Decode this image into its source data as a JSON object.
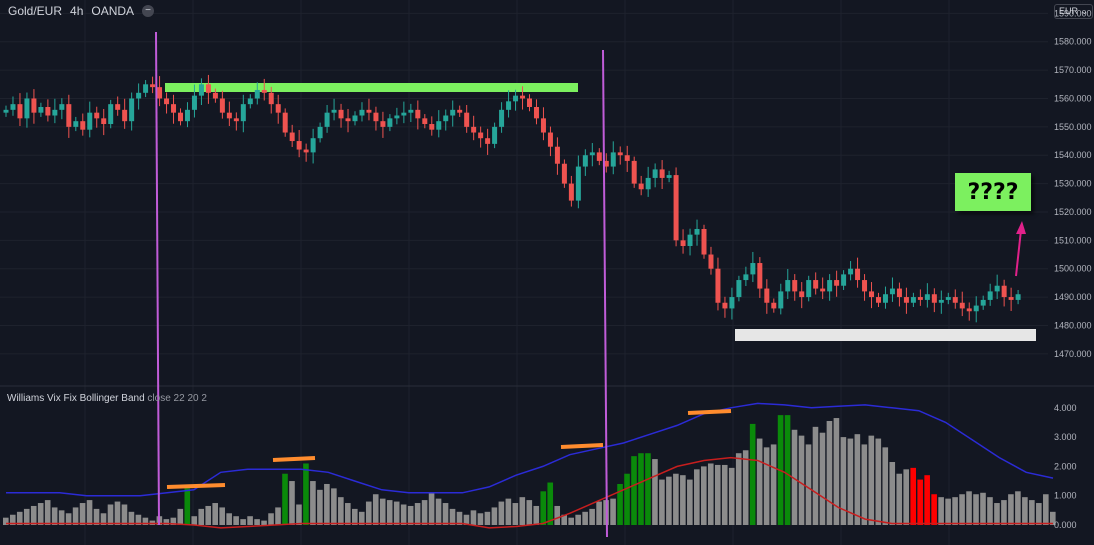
{
  "header": {
    "symbol": "Gold/EUR",
    "interval": "4h",
    "source": "OANDA"
  },
  "currency_button": "EUR",
  "annotation_text": "????",
  "indicator": {
    "name": "Williams Vix Fix Bollinger Band",
    "params": "close 22 20 2"
  },
  "colors": {
    "background": "#131722",
    "grid": "#1e222d",
    "candle_up": "#26a69a",
    "candle_down": "#ef5350",
    "vix_gray": "#8c8c8c",
    "vix_green": "#0a8a0a",
    "vix_red": "#ff0000",
    "upper_band": "#2b2bd6",
    "lower_band": "#c81e1e",
    "vertical_marker": "#c05cd8",
    "green_zone": "#7cf05f",
    "white_zone": "#e6e6e6",
    "arrow": "#e0218a",
    "orange_marker": "#ff8c2e"
  },
  "chart_data": [
    {
      "type": "candlestick",
      "title": "Gold/EUR · 4h · OANDA",
      "ylim": [
        1465,
        1595
      ],
      "y_ticks": [
        "1590.000",
        "1580.000",
        "1570.000",
        "1560.000",
        "1550.000",
        "1540.000",
        "1530.000",
        "1520.000",
        "1510.000",
        "1500.000",
        "1490.000",
        "1480.000",
        "1470.000"
      ],
      "close": [
        1556,
        1558,
        1553,
        1560,
        1555,
        1557,
        1554,
        1556,
        1558,
        1550,
        1552,
        1549,
        1555,
        1553,
        1551,
        1558,
        1556,
        1552,
        1560,
        1562,
        1565,
        1564,
        1560,
        1558,
        1555,
        1552,
        1556,
        1561,
        1565,
        1562,
        1560,
        1555,
        1553,
        1552,
        1558,
        1560,
        1563,
        1562,
        1558,
        1555,
        1548,
        1545,
        1542,
        1541,
        1546,
        1550,
        1555,
        1556,
        1553,
        1552,
        1554,
        1556,
        1555,
        1552,
        1550,
        1553,
        1554,
        1555,
        1556,
        1553,
        1551,
        1549,
        1552,
        1554,
        1556,
        1555,
        1550,
        1548,
        1546,
        1544,
        1550,
        1556,
        1559,
        1561,
        1560,
        1557,
        1553,
        1548,
        1543,
        1537,
        1530,
        1524,
        1536,
        1540,
        1541,
        1538,
        1536,
        1541,
        1540,
        1538,
        1530,
        1528,
        1532,
        1535,
        1532,
        1533,
        1510,
        1508,
        1512,
        1514,
        1505,
        1500,
        1488,
        1486,
        1490,
        1496,
        1498,
        1502,
        1493,
        1488,
        1486,
        1492,
        1496,
        1492,
        1490,
        1496,
        1493,
        1492,
        1496,
        1494,
        1498,
        1500,
        1496,
        1492,
        1490,
        1488,
        1491,
        1493,
        1490,
        1488,
        1490,
        1489,
        1491,
        1488,
        1489,
        1490,
        1488,
        1486,
        1485,
        1487,
        1489,
        1492,
        1494,
        1490,
        1489,
        1491
      ],
      "series": [
        {
          "name": "Williams Vix Fix Bollinger Band",
          "ylim": [
            -0.2,
            4.4
          ],
          "y_ticks": [
            "4.000",
            "3.000",
            "2.000",
            "1.000",
            "0.000"
          ]
        }
      ]
    },
    {
      "type": "bar",
      "title": "Williams Vix Fix Bollinger Band",
      "ylim": [
        -0.2,
        4.4
      ],
      "values": [
        0.25,
        0.35,
        0.45,
        0.55,
        0.65,
        0.75,
        0.85,
        0.6,
        0.5,
        0.4,
        0.6,
        0.75,
        0.85,
        0.55,
        0.4,
        0.7,
        0.8,
        0.7,
        0.45,
        0.35,
        0.25,
        0.15,
        0.3,
        0.2,
        0.25,
        0.55,
        1.25,
        0.3,
        0.55,
        0.65,
        0.75,
        0.6,
        0.4,
        0.3,
        0.2,
        0.3,
        0.2,
        0.15,
        0.4,
        0.6,
        1.75,
        1.5,
        0.7,
        2.1,
        1.5,
        1.2,
        1.4,
        1.25,
        0.95,
        0.75,
        0.55,
        0.45,
        0.8,
        1.05,
        0.9,
        0.85,
        0.8,
        0.7,
        0.65,
        0.75,
        0.85,
        1.1,
        0.9,
        0.75,
        0.55,
        0.45,
        0.35,
        0.5,
        0.4,
        0.45,
        0.6,
        0.8,
        0.9,
        0.75,
        0.95,
        0.85,
        0.65,
        1.15,
        1.45,
        0.65,
        0.35,
        0.25,
        0.35,
        0.45,
        0.55,
        0.8,
        0.85,
        0.9,
        1.4,
        1.75,
        2.35,
        2.45,
        2.45,
        2.25,
        1.55,
        1.65,
        1.75,
        1.7,
        1.55,
        1.9,
        2.0,
        2.1,
        2.05,
        2.05,
        1.95,
        2.45,
        2.55,
        3.45,
        2.95,
        2.65,
        2.75,
        3.75,
        3.75,
        3.25,
        3.05,
        2.75,
        3.35,
        3.15,
        3.55,
        3.65,
        3.0,
        2.95,
        3.1,
        2.75,
        3.05,
        2.95,
        2.65,
        2.15,
        1.75,
        1.9,
        1.95,
        1.55,
        1.7,
        1.05,
        0.95,
        0.9,
        0.95,
        1.05,
        1.15,
        1.05,
        1.1,
        0.95,
        0.75,
        0.85,
        1.05,
        1.15,
        0.95,
        0.85,
        0.75,
        1.05,
        0.45
      ],
      "highlight_green": [
        26,
        40,
        43,
        77,
        78,
        88,
        89,
        90,
        91,
        92,
        107,
        111,
        112
      ],
      "highlight_red": [
        130,
        131,
        132,
        133
      ],
      "upper_band": [
        1.1,
        1.1,
        1.1,
        1.0,
        1.0,
        1.0,
        1.1,
        1.2,
        1.8,
        1.9,
        1.9,
        1.9,
        1.8,
        1.5,
        1.2,
        1.1,
        1.1,
        1.1,
        1.3,
        1.7,
        2.0,
        2.4,
        2.6,
        2.8,
        3.1,
        3.4,
        3.8,
        4.0,
        4.15,
        4.1,
        4.0,
        4.05,
        4.1,
        4.0,
        3.9,
        3.5,
        2.9,
        2.3,
        1.8,
        1.6
      ],
      "lower_band": [
        0.05,
        0.05,
        0.05,
        0.05,
        0.05,
        0.05,
        0.05,
        0.0,
        -0.1,
        -0.05,
        0.0,
        0.05,
        0.05,
        0.05,
        0.05,
        0.05,
        0.05,
        0.05,
        -0.1,
        -0.05,
        0.05,
        0.4,
        0.8,
        1.2,
        1.6,
        2.0,
        2.2,
        2.3,
        2.2,
        1.8,
        1.2,
        0.6,
        0.2,
        0.05,
        0.05,
        0.05,
        0.05,
        0.05,
        0.05,
        0.05
      ]
    }
  ]
}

************

## [PROBLEM REQUIREMENTS]
From the data, pick out every line that includes "Bollinger".

## [FULL RESPONSE]
    "name": "Williams Vix Fix Bollinger Band",
          "name": "Williams Vix Fix Bollinger Band",
      "title": "Williams Vix Fix Bollinger Band",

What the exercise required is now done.